Only the pictures stay out; every record is to be quoted exactly.

>> Begin

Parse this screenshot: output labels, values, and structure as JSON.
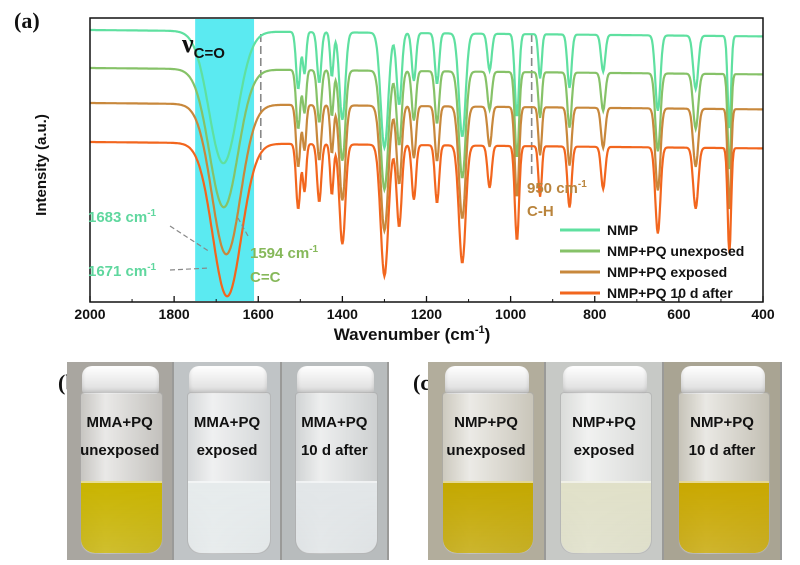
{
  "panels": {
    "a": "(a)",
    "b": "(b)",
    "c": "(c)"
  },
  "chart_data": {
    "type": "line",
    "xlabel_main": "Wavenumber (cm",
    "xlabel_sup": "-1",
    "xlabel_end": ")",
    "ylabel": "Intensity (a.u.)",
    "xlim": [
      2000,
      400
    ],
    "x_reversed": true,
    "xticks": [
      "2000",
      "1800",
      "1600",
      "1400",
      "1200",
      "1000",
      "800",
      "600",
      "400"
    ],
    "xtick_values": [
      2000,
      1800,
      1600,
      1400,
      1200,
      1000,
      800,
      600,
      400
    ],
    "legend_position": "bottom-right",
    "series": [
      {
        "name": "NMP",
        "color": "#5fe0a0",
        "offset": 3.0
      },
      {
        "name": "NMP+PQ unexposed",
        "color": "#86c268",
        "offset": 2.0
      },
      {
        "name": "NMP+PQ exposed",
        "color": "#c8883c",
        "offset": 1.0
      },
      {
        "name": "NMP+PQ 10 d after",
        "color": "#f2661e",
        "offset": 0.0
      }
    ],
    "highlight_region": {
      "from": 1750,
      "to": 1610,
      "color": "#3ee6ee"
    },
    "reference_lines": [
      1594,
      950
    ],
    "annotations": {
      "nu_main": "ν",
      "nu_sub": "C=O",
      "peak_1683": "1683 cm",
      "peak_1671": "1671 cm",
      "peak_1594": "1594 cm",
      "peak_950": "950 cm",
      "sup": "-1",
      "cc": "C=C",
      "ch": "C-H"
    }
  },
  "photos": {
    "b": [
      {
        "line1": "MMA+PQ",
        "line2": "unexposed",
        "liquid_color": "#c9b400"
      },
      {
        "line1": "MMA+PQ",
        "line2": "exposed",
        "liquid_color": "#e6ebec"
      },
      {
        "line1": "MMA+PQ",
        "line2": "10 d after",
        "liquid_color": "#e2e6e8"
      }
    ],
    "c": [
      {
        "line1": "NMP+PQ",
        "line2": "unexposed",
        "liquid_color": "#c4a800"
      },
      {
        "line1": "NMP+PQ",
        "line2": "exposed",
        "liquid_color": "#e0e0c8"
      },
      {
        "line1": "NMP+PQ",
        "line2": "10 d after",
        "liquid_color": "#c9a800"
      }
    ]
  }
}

>> End

§ **Full answer**
Parse this screenshot: output labels, values, and structure as JSON.
{
  "panels": {
    "a": "(a)",
    "b": "(b)",
    "c": "(c)"
  },
  "chart_data": {
    "type": "line",
    "xlabel_main": "Wavenumber (cm",
    "xlabel_sup": "-1",
    "xlabel_end": ")",
    "ylabel": "Intensity (a.u.)",
    "xlim": [
      2000,
      400
    ],
    "x_reversed": true,
    "xticks": [
      "2000",
      "1800",
      "1600",
      "1400",
      "1200",
      "1000",
      "800",
      "600",
      "400"
    ],
    "xtick_values": [
      2000,
      1800,
      1600,
      1400,
      1200,
      1000,
      800,
      600,
      400
    ],
    "legend_position": "bottom-right",
    "series": [
      {
        "name": "NMP",
        "color": "#5fe0a0",
        "offset": 3.0
      },
      {
        "name": "NMP+PQ unexposed",
        "color": "#86c268",
        "offset": 2.0
      },
      {
        "name": "NMP+PQ exposed",
        "color": "#c8883c",
        "offset": 1.0
      },
      {
        "name": "NMP+PQ 10 d after",
        "color": "#f2661e",
        "offset": 0.0
      }
    ],
    "highlight_region": {
      "from": 1750,
      "to": 1610,
      "color": "#3ee6ee"
    },
    "reference_lines": [
      1594,
      950
    ],
    "annotations": {
      "nu_main": "ν",
      "nu_sub": "C=O",
      "peak_1683": "1683 cm",
      "peak_1671": "1671 cm",
      "peak_1594": "1594 cm",
      "peak_950": "950 cm",
      "sup": "-1",
      "cc": "C=C",
      "ch": "C-H"
    }
  },
  "photos": {
    "b": [
      {
        "line1": "MMA+PQ",
        "line2": "unexposed",
        "liquid_color": "#c9b400"
      },
      {
        "line1": "MMA+PQ",
        "line2": "exposed",
        "liquid_color": "#e6ebec"
      },
      {
        "line1": "MMA+PQ",
        "line2": "10 d after",
        "liquid_color": "#e2e6e8"
      }
    ],
    "c": [
      {
        "line1": "NMP+PQ",
        "line2": "unexposed",
        "liquid_color": "#c4a800"
      },
      {
        "line1": "NMP+PQ",
        "line2": "exposed",
        "liquid_color": "#e0e0c8"
      },
      {
        "line1": "NMP+PQ",
        "line2": "10 d after",
        "liquid_color": "#c9a800"
      }
    ]
  }
}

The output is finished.